> Stated problem:
Keep the wording of each record exactly the same when you repeat it, and leave out pictures.

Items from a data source

====

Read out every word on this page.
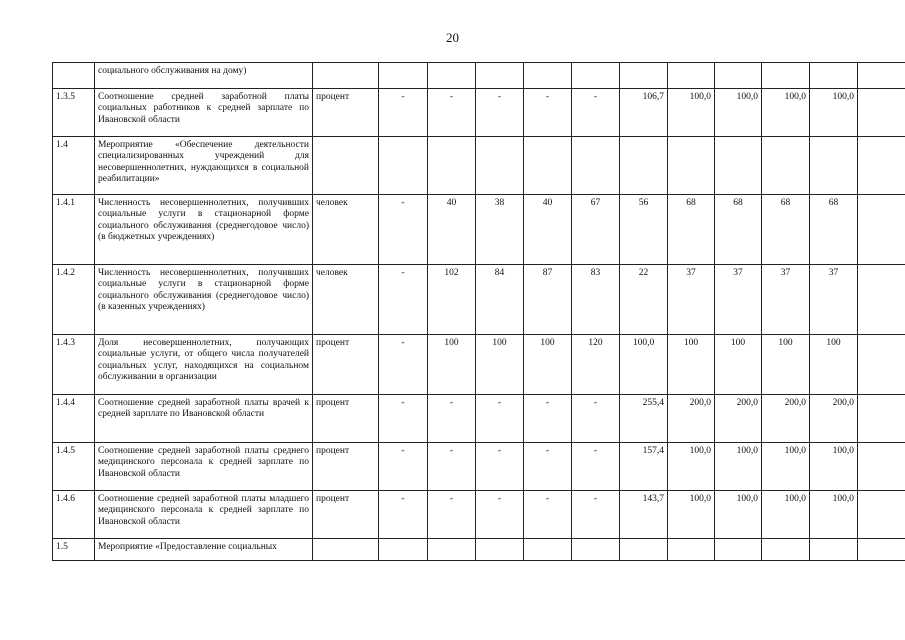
20
	социального обслуживания на дому)												
1.3.5	Соотношение средней заработной платы социальных работников к средней зарплате по Ивановской области	процент	-	-	-	-	-	106,7	100,0	100,0	100,0	100,0	
1.4	Мероприятие «Обеспечение деятельности специализированных учреждений для несовершеннолетних, нуждающихся в социальной реабилитации»												
1.4.1	Численность несовершеннолетних, получивших социальные услуги в стационарной форме социального обслуживания (среднегодовое число) (в бюджетных учреждениях)	человек	-	40	38	40	67	56	68	68	68	68	
1.4.2	Численность несовершеннолетних, получивших социальные услуги в стационарной форме социального обслуживания (среднегодовое число) (в казенных учреждениях)	человек	-	102	84	87	83	22	37	37	37	37	
1.4.3	Доля несовершеннолетних, получающих социальные услуги, от общего числа получателей социальных услуг, находящихся на социальном обслуживании в организации	процент	-	100	100	100	120	100,0	100	100	100	100	
1.4.4	Соотношение средней заработной платы врачей к средней зарплате по Ивановской области	процент	-	-	-	-	-	255,4	200,0	200,0	200,0	200,0	
1.4.5	Соотношение средней заработной платы среднего медицинского персонала к средней зарплате по Ивановской области	процент	-	-	-	-	-	157,4	100,0	100,0	100,0	100,0	
1.4.6	Соотношение средней заработной платы младшего медицинского персонала к средней зарплате по Ивановской области	процент	-	-	-	-	-	143,7	100,0	100,0	100,0	100,0	
1.5	Мероприятие «Предоставление социальных												
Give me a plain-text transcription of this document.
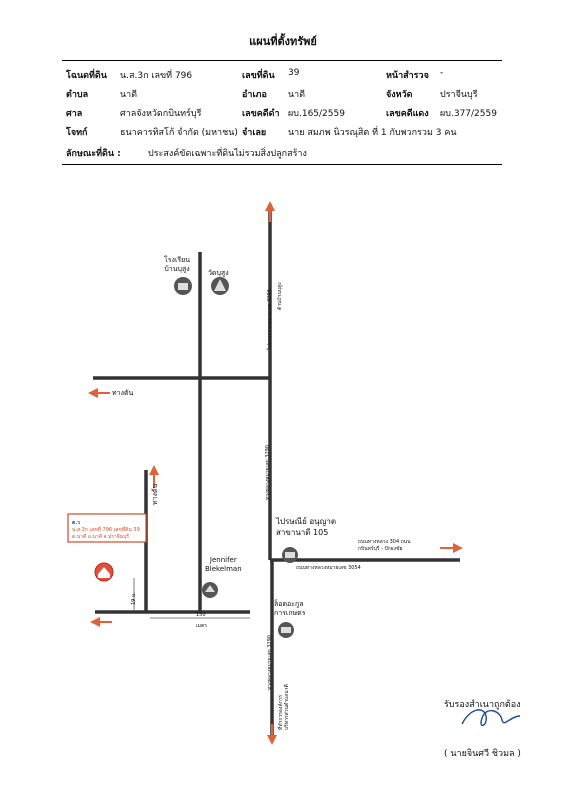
แผนที่ตั้งทรัพย์
โฉนดที่ดิน น.ส.3ก เลขที่ 796	เลขที่ดิน 39	หน้าสำรวจ -
ตำบล	นาดี	อำเภอ นาดี	จังหวัด	ปราจีนบุรี
ศาล	ศาลจังหวัดกบินทร์บุรี	เลขคดีดำ ผบ.165/2559	เลขคดีแดง ผบ.377/2559
โจทก์	ธนาคารทิสโก้ จำกัด (มหาชน) จำเลย นาย สมภพ นิวรณุสิต ที่ 1 กับพวกรวม 3 คน
ลักษณะที่ดิน :	ประสงค์ขัดเฉพาะที่ดินไม่รวมสิ่งปลูกสร้าง
โรงเรียน
บ้านบุสูง	วัดบุสูง
ไปทางหลวงหมายเลข 3290 ด้านบ้านบุสูง
ทางหลวงหมายเลข 3290
ทางตัน
ทางตัน
ต.ว
น.ส.3ก เลขที่ 796 เลขที่ดิน 39
ต.นาดี อ.นาดี จ.ปราจีนบุรี
19 ม.
Jennifer
Blekelman
ไปรษณีย์ อนุญาต
สาขานาดี 105
ถนนทางหลวง 304 ถนน
กบินทร์บุรี - ปักธงชัย
ถนนทางหลวงหมายเลข 3054
ล็อตอะกูล
การเกษตร
150
เมตร
ทางหลวงหมายเลข 3290
ที่ทำการองค์การ
บริหารส่วนตำบลนาดี	รับรองสำเนาถูกต้อง
( นายจินศวี ชิวมล )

====

> Full answer:
Read out every word on this page.
20
	социального обслуживания на дому)												
1.3.5	Соотношение средней заработной платы социальных работников к средней зарплате по Ивановской области	процент	-	-	-	-	-	106,7	100,0	100,0	100,0	100,0	
1.4	Мероприятие «Обеспечение деятельности специализированных учреждений для несовершеннолетних, нуждающихся в социальной реабилитации»												
1.4.1	Численность несовершеннолетних, получивших социальные услуги в стационарной форме социального обслуживания (среднегодовое число) (в бюджетных учреждениях)	человек	-	40	38	40	67	56	68	68	68	68	
1.4.2	Численность несовершеннолетних, получивших социальные услуги в стационарной форме социального обслуживания (среднегодовое число) (в казенных учреждениях)	человек	-	102	84	87	83	22	37	37	37	37	
1.4.3	Доля несовершеннолетних, получающих социальные услуги, от общего числа получателей социальных услуг, находящихся на социальном обслуживании в организации	процент	-	100	100	100	120	100,0	100	100	100	100	
1.4.4	Соотношение средней заработной платы врачей к средней зарплате по Ивановской области	процент	-	-	-	-	-	255,4	200,0	200,0	200,0	200,0	
1.4.5	Соотношение средней заработной платы среднего медицинского персонала к средней зарплате по Ивановской области	процент	-	-	-	-	-	157,4	100,0	100,0	100,0	100,0	
1.4.6	Соотношение средней заработной платы младшего медицинского персонала к средней зарплате по Ивановской области	процент	-	-	-	-	-	143,7	100,0	100,0	100,0	100,0	
1.5	Мероприятие «Предоставление социальных												
Give me a plain-text transcription of this document.
แผนที่ตั้งทรัพย์
โฉนดที่ดิน น.ส.3ก เลขที่ 796	เลขที่ดิน 39	หน้าสำรวจ -
ตำบล	นาดี	อำเภอ นาดี	จังหวัด	ปราจีนบุรี
ศาล	ศาลจังหวัดกบินทร์บุรี	เลขคดีดำ ผบ.165/2559	เลขคดีแดง ผบ.377/2559
โจทก์	ธนาคารทิสโก้ จำกัด (มหาชน) จำเลย นาย สมภพ นิวรณุสิต ที่ 1 กับพวกรวม 3 คน
ลักษณะที่ดิน :	ประสงค์ขัดเฉพาะที่ดินไม่รวมสิ่งปลูกสร้าง
โรงเรียน
บ้านบุสูง	วัดบุสูง
ไปทางหลวงหมายเลข 3290 ด้านบ้านบุสูง
ทางหลวงหมายเลข 3290
ทางตัน
ทางตัน
ต.ว
น.ส.3ก เลขที่ 796 เลขที่ดิน 39
ต.นาดี อ.นาดี จ.ปราจีนบุรี
19 ม.
Jennifer
Blekelman
ไปรษณีย์ อนุญาต
สาขานาดี 105
ถนนทางหลวง 304 ถนน
กบินทร์บุรี - ปักธงชัย
ถนนทางหลวงหมายเลข 3054
ล็อตอะกูล
การเกษตร
150
เมตร
ทางหลวงหมายเลข 3290
ที่ทำการองค์การ
บริหารส่วนตำบลนาดี	รับรองสำเนาถูกต้อง
( นายจินศวี ชิวมล )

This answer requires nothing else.